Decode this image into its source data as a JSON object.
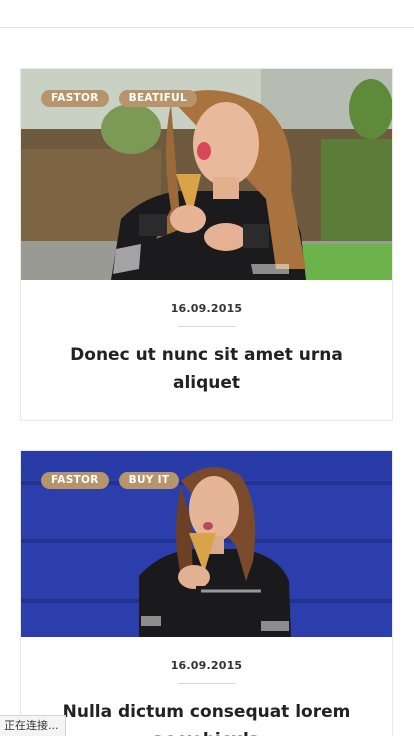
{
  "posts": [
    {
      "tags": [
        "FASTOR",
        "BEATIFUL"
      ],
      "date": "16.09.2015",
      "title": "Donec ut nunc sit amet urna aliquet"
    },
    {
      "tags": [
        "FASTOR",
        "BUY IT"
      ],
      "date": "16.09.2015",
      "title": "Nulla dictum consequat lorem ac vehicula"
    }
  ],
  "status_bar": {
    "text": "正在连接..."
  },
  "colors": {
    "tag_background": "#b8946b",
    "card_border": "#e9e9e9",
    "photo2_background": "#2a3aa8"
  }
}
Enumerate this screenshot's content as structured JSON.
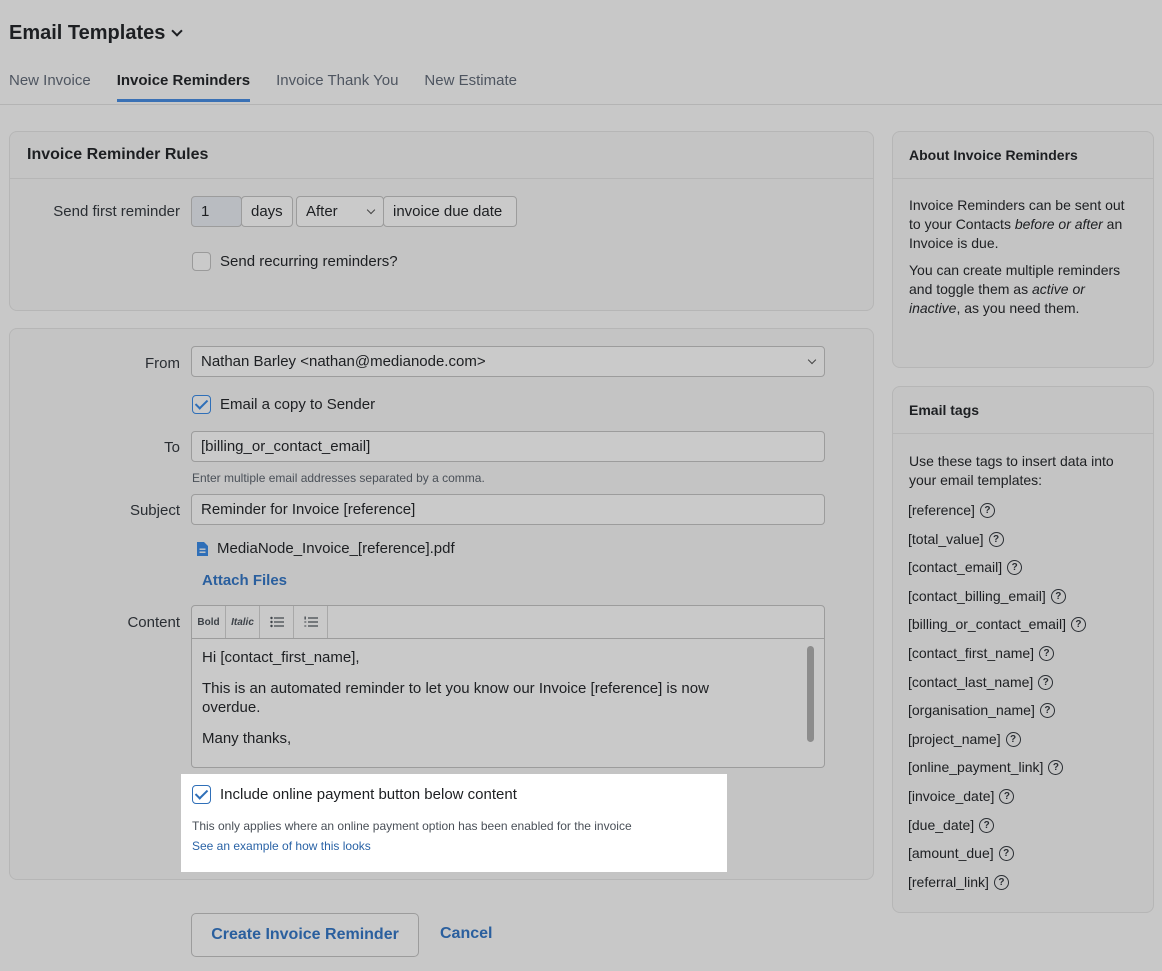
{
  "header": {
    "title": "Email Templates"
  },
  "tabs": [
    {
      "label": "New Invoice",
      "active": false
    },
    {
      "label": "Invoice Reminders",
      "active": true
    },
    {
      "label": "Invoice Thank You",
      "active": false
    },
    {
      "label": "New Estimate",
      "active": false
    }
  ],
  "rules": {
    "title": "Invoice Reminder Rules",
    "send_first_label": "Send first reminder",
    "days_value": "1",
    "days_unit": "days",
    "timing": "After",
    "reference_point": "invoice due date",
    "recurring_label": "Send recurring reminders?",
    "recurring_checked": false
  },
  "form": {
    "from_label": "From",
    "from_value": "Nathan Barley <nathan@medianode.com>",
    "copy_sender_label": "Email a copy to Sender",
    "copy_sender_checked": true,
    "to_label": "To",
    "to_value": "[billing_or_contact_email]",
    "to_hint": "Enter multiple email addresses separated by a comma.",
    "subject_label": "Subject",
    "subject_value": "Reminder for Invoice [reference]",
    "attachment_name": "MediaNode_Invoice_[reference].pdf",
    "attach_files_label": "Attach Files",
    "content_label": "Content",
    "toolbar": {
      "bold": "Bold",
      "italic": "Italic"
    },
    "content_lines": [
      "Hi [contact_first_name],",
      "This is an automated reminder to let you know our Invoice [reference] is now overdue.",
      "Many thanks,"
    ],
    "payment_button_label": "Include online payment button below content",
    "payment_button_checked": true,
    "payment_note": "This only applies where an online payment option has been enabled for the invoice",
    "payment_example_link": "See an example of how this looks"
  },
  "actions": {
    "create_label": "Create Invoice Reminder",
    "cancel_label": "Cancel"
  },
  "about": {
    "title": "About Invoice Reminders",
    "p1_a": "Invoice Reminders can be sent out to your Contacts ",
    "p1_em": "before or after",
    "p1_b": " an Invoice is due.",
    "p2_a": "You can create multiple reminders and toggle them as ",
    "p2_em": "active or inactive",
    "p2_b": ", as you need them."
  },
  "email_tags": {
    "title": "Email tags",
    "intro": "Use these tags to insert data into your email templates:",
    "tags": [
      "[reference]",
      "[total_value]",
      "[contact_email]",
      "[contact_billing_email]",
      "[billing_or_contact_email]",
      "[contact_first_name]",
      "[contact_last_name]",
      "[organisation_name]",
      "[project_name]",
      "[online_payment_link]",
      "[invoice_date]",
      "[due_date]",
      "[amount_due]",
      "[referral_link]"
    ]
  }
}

### TASK DETAILS
Exactly as written, return every line of the listing, but not the pictures.

### RESPONSE BELOW
Decode this image into its source data as a JSON object.
{
  "posts": [
    {
      "tags": [
        "FASTOR",
        "BEATIFUL"
      ],
      "date": "16.09.2015",
      "title": "Donec ut nunc sit amet urna aliquet"
    },
    {
      "tags": [
        "FASTOR",
        "BUY IT"
      ],
      "date": "16.09.2015",
      "title": "Nulla dictum consequat lorem ac vehicula"
    }
  ],
  "status_bar": {
    "text": "正在连接..."
  },
  "colors": {
    "tag_background": "#b8946b",
    "card_border": "#e9e9e9",
    "photo2_background": "#2a3aa8"
  }
}
Enumerate this screenshot's content as structured JSON.
{
  "header": {
    "title": "Email Templates"
  },
  "tabs": [
    {
      "label": "New Invoice",
      "active": false
    },
    {
      "label": "Invoice Reminders",
      "active": true
    },
    {
      "label": "Invoice Thank You",
      "active": false
    },
    {
      "label": "New Estimate",
      "active": false
    }
  ],
  "rules": {
    "title": "Invoice Reminder Rules",
    "send_first_label": "Send first reminder",
    "days_value": "1",
    "days_unit": "days",
    "timing": "After",
    "reference_point": "invoice due date",
    "recurring_label": "Send recurring reminders?",
    "recurring_checked": false
  },
  "form": {
    "from_label": "From",
    "from_value": "Nathan Barley <nathan@medianode.com>",
    "copy_sender_label": "Email a copy to Sender",
    "copy_sender_checked": true,
    "to_label": "To",
    "to_value": "[billing_or_contact_email]",
    "to_hint": "Enter multiple email addresses separated by a comma.",
    "subject_label": "Subject",
    "subject_value": "Reminder for Invoice [reference]",
    "attachment_name": "MediaNode_Invoice_[reference].pdf",
    "attach_files_label": "Attach Files",
    "content_label": "Content",
    "toolbar": {
      "bold": "Bold",
      "italic": "Italic"
    },
    "content_lines": [
      "Hi [contact_first_name],",
      "This is an automated reminder to let you know our Invoice [reference] is now overdue.",
      "Many thanks,"
    ],
    "payment_button_label": "Include online payment button below content",
    "payment_button_checked": true,
    "payment_note": "This only applies where an online payment option has been enabled for the invoice",
    "payment_example_link": "See an example of how this looks"
  },
  "actions": {
    "create_label": "Create Invoice Reminder",
    "cancel_label": "Cancel"
  },
  "about": {
    "title": "About Invoice Reminders",
    "p1_a": "Invoice Reminders can be sent out to your Contacts ",
    "p1_em": "before or after",
    "p1_b": " an Invoice is due.",
    "p2_a": "You can create multiple reminders and toggle them as ",
    "p2_em": "active or inactive",
    "p2_b": ", as you need them."
  },
  "email_tags": {
    "title": "Email tags",
    "intro": "Use these tags to insert data into your email templates:",
    "tags": [
      "[reference]",
      "[total_value]",
      "[contact_email]",
      "[contact_billing_email]",
      "[billing_or_contact_email]",
      "[contact_first_name]",
      "[contact_last_name]",
      "[organisation_name]",
      "[project_name]",
      "[online_payment_link]",
      "[invoice_date]",
      "[due_date]",
      "[amount_due]",
      "[referral_link]"
    ]
  }
}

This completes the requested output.